»»
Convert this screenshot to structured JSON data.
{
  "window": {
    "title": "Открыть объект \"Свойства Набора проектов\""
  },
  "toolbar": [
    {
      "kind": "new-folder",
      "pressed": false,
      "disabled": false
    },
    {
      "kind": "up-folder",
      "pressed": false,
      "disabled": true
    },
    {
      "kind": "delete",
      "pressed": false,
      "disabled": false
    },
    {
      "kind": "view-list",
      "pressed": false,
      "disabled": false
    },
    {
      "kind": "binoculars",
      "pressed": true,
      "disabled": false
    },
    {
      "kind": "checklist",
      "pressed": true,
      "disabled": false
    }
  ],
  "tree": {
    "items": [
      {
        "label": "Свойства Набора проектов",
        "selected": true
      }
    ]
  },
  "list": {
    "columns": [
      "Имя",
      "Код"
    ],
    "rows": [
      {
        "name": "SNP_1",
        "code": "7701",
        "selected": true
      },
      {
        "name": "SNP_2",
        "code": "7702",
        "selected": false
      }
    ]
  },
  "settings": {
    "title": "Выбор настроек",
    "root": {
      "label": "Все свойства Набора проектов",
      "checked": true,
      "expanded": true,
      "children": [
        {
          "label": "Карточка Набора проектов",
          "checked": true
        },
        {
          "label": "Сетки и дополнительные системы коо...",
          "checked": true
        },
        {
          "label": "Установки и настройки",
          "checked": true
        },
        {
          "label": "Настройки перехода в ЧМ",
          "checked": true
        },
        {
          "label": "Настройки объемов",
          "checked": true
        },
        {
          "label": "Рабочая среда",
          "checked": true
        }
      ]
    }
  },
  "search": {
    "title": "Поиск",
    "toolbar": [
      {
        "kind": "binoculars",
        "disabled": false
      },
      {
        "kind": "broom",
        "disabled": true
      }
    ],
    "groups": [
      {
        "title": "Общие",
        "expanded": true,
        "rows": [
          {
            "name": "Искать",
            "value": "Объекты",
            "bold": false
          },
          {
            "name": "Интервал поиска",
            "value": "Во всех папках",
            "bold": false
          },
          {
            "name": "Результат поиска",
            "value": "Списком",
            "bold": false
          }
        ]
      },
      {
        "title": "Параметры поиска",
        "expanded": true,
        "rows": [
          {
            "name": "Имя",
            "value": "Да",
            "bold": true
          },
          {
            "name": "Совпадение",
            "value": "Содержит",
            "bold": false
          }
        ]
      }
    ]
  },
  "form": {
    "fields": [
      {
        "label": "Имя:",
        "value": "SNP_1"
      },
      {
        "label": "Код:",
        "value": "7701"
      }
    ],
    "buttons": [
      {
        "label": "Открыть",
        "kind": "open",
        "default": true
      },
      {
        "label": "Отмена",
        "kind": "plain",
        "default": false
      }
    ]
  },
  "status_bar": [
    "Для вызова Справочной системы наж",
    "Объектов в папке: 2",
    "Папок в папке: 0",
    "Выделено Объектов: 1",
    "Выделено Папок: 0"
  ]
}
««
What you need to do
From the records above, extract every entry verbatim.

Written reply
Convert this screenshot to structured JSON data.
{
  "window": {
    "title": "Открыть объект \"Свойства Набора проектов\""
  },
  "toolbar": [
    {
      "kind": "new-folder",
      "pressed": false,
      "disabled": false
    },
    {
      "kind": "up-folder",
      "pressed": false,
      "disabled": true
    },
    {
      "kind": "delete",
      "pressed": false,
      "disabled": false
    },
    {
      "kind": "view-list",
      "pressed": false,
      "disabled": false
    },
    {
      "kind": "binoculars",
      "pressed": true,
      "disabled": false
    },
    {
      "kind": "checklist",
      "pressed": true,
      "disabled": false
    }
  ],
  "tree": {
    "items": [
      {
        "label": "Свойства Набора проектов",
        "selected": true
      }
    ]
  },
  "list": {
    "columns": [
      "Имя",
      "Код"
    ],
    "rows": [
      {
        "name": "SNP_1",
        "code": "7701",
        "selected": true
      },
      {
        "name": "SNP_2",
        "code": "7702",
        "selected": false
      }
    ]
  },
  "settings": {
    "title": "Выбор настроек",
    "root": {
      "label": "Все свойства Набора проектов",
      "checked": true,
      "expanded": true,
      "children": [
        {
          "label": "Карточка Набора проектов",
          "checked": true
        },
        {
          "label": "Сетки и дополнительные системы коо...",
          "checked": true
        },
        {
          "label": "Установки и настройки",
          "checked": true
        },
        {
          "label": "Настройки перехода в ЧМ",
          "checked": true
        },
        {
          "label": "Настройки объемов",
          "checked": true
        },
        {
          "label": "Рабочая среда",
          "checked": true
        }
      ]
    }
  },
  "search": {
    "title": "Поиск",
    "toolbar": [
      {
        "kind": "binoculars",
        "disabled": false
      },
      {
        "kind": "broom",
        "disabled": true
      }
    ],
    "groups": [
      {
        "title": "Общие",
        "expanded": true,
        "rows": [
          {
            "name": "Искать",
            "value": "Объекты",
            "bold": false
          },
          {
            "name": "Интервал поиска",
            "value": "Во всех папках",
            "bold": false
          },
          {
            "name": "Результат поиска",
            "value": "Списком",
            "bold": false
          }
        ]
      },
      {
        "title": "Параметры поиска",
        "expanded": true,
        "rows": [
          {
            "name": "Имя",
            "value": "Да",
            "bold": true
          },
          {
            "name": "Совпадение",
            "value": "Содержит",
            "bold": false
          }
        ]
      }
    ]
  },
  "form": {
    "fields": [
      {
        "label": "Имя:",
        "value": "SNP_1"
      },
      {
        "label": "Код:",
        "value": "7701"
      }
    ],
    "buttons": [
      {
        "label": "Открыть",
        "kind": "open",
        "default": true
      },
      {
        "label": "Отмена",
        "kind": "plain",
        "default": false
      }
    ]
  },
  "status_bar": [
    "Для вызова Справочной системы наж",
    "Объектов в папке: 2",
    "Папок в папке: 0",
    "Выделено Объектов: 1",
    "Выделено Папок: 0"
  ]
}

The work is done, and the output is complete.